**Task statement**
Please return the full listing below without altering anything.

[start Recorded information]

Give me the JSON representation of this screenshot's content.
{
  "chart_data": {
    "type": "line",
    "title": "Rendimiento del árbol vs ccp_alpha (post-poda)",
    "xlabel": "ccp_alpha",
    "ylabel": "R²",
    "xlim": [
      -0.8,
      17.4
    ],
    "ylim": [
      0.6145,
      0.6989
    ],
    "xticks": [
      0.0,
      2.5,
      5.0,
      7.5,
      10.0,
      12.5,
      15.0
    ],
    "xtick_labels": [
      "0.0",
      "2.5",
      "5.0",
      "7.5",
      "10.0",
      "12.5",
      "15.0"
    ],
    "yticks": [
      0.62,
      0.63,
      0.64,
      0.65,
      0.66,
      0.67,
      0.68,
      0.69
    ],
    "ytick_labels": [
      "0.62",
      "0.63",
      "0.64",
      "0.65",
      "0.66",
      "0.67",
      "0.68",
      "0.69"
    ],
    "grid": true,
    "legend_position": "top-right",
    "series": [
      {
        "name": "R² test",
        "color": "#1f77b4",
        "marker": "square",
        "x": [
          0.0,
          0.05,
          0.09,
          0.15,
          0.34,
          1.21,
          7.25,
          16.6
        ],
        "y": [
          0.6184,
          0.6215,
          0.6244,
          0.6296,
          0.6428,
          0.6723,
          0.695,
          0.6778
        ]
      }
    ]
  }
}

[end Recorded information]

**Answer to the task**
Give me the JSON representation of this screenshot's content.
{
  "chart_data": {
    "type": "line",
    "title": "Rendimiento del árbol vs ccp_alpha (post-poda)",
    "xlabel": "ccp_alpha",
    "ylabel": "R²",
    "xlim": [
      -0.8,
      17.4
    ],
    "ylim": [
      0.6145,
      0.6989
    ],
    "xticks": [
      0.0,
      2.5,
      5.0,
      7.5,
      10.0,
      12.5,
      15.0
    ],
    "xtick_labels": [
      "0.0",
      "2.5",
      "5.0",
      "7.5",
      "10.0",
      "12.5",
      "15.0"
    ],
    "yticks": [
      0.62,
      0.63,
      0.64,
      0.65,
      0.66,
      0.67,
      0.68,
      0.69
    ],
    "ytick_labels": [
      "0.62",
      "0.63",
      "0.64",
      "0.65",
      "0.66",
      "0.67",
      "0.68",
      "0.69"
    ],
    "grid": true,
    "legend_position": "top-right",
    "series": [
      {
        "name": "R² test",
        "color": "#1f77b4",
        "marker": "square",
        "x": [
          0.0,
          0.05,
          0.09,
          0.15,
          0.34,
          1.21,
          7.25,
          16.6
        ],
        "y": [
          0.6184,
          0.6215,
          0.6244,
          0.6296,
          0.6428,
          0.6723,
          0.695,
          0.6778
        ]
      }
    ]
  }
}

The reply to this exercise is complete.